* _Required work_: Copy every line with the string "Tommy" in it.

* _Record list_:

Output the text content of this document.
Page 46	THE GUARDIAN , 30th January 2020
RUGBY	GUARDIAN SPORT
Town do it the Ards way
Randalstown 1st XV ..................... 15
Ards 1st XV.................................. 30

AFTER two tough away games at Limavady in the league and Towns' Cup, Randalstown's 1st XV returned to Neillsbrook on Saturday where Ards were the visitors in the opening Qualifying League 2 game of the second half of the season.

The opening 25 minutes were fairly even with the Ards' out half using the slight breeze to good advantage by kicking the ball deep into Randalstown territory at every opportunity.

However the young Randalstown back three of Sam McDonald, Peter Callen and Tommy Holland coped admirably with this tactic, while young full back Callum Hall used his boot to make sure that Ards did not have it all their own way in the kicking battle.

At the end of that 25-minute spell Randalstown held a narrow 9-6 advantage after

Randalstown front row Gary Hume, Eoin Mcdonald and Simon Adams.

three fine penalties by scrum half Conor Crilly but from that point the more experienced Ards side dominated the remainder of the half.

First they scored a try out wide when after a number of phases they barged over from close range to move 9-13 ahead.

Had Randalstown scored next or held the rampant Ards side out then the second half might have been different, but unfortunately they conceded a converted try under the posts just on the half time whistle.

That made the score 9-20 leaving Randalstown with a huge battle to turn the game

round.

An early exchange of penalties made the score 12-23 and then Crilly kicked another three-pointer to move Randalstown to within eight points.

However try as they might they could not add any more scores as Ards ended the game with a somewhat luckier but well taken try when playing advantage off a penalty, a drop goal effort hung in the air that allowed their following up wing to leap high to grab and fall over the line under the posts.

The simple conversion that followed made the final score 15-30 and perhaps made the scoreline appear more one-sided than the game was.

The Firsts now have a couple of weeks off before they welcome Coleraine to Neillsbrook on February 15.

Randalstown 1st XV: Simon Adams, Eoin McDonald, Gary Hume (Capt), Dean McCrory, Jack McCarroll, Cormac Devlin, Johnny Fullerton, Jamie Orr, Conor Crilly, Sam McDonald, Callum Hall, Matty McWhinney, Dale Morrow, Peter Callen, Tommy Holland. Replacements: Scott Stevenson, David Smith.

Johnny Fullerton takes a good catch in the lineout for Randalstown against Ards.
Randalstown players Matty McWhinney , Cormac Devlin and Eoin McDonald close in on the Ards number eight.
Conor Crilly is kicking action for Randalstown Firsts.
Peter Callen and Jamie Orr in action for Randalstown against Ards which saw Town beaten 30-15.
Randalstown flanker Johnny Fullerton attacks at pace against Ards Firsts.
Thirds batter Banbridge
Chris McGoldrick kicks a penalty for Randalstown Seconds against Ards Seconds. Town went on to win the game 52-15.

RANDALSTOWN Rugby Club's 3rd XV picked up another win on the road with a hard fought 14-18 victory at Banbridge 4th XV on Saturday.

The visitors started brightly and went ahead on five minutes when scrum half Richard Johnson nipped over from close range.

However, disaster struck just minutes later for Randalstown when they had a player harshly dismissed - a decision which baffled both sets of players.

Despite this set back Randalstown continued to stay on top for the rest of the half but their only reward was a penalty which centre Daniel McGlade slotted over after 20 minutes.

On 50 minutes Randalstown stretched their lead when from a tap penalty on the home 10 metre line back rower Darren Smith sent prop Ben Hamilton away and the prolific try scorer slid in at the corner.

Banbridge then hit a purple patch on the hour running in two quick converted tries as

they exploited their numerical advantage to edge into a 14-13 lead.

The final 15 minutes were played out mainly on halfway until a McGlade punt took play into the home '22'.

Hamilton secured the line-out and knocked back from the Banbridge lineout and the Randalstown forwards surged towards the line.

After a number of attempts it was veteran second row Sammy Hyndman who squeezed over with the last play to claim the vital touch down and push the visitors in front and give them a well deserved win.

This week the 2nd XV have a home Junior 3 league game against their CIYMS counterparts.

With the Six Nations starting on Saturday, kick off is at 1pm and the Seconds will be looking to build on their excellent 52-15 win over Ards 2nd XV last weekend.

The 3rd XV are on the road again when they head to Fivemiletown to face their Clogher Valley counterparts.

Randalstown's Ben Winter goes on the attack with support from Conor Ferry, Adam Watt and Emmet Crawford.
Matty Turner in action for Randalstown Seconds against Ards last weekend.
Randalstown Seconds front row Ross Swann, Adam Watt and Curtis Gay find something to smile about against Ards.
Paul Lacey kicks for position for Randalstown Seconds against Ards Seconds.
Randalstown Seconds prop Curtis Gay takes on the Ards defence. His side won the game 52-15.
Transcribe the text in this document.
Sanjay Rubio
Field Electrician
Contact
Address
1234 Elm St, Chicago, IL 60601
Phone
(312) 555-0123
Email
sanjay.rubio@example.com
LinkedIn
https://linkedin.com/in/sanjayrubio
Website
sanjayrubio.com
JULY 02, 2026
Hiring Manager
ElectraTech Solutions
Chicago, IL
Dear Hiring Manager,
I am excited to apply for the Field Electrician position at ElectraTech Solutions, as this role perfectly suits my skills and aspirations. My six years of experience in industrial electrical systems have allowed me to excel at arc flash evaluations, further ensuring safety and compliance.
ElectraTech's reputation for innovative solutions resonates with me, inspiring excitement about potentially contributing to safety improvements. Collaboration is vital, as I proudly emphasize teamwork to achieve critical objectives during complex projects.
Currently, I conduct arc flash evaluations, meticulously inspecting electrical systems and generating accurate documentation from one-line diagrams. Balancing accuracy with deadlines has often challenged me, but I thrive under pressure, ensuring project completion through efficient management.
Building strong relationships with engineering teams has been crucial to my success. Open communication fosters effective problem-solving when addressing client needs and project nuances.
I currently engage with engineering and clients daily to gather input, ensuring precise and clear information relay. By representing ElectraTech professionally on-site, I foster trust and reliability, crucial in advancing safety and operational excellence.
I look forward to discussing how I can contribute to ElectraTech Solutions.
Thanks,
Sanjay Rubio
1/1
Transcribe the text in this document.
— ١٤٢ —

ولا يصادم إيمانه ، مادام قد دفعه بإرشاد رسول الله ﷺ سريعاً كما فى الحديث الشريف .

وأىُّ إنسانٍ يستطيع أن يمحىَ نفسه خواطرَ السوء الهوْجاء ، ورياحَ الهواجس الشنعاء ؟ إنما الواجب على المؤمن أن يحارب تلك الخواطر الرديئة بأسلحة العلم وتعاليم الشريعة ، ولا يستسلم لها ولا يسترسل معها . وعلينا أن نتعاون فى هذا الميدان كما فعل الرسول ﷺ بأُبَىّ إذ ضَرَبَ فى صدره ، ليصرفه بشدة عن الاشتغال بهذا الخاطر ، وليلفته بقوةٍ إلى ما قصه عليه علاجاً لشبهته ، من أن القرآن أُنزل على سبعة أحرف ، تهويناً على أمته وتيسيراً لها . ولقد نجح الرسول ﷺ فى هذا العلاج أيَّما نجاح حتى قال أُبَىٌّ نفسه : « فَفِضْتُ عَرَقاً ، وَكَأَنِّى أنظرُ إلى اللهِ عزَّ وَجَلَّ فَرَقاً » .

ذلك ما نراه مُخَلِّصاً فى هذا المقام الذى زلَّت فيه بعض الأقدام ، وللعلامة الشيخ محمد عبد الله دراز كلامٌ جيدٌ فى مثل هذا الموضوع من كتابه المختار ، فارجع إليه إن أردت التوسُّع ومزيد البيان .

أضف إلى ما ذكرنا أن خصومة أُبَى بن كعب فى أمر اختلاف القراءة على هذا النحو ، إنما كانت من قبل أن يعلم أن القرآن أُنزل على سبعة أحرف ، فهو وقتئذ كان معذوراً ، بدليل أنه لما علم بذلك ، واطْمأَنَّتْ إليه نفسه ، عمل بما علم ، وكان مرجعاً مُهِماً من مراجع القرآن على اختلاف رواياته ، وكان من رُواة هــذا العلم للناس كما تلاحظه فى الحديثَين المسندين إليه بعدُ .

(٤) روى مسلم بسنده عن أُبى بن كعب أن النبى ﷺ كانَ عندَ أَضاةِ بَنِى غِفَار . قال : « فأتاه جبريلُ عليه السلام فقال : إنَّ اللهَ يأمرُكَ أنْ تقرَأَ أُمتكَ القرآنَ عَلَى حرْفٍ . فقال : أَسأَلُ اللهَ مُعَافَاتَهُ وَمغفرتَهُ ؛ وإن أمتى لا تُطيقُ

* _Completed exercise_:
However the young Randalstown back three of Sam McDonald, Peter Callen and Tommy Holland coped admirably with this tactic, while young full back Callum Hall used his boot to make sure that Ards did not have it all their own way in the kicking battle.
Randalstown 1st XV: Simon Adams, Eoin McDonald, Gary Hume (Capt), Dean McCrory, Jack McCarroll, Cormac Devlin, Johnny Fullerton, Jamie Orr, Conor Crilly, Sam McDonald, Callum Hall, Matty McWhinney, Dale Morrow, Peter Callen, Tommy Holland. Replacements: Scott Stevenson, David Smith.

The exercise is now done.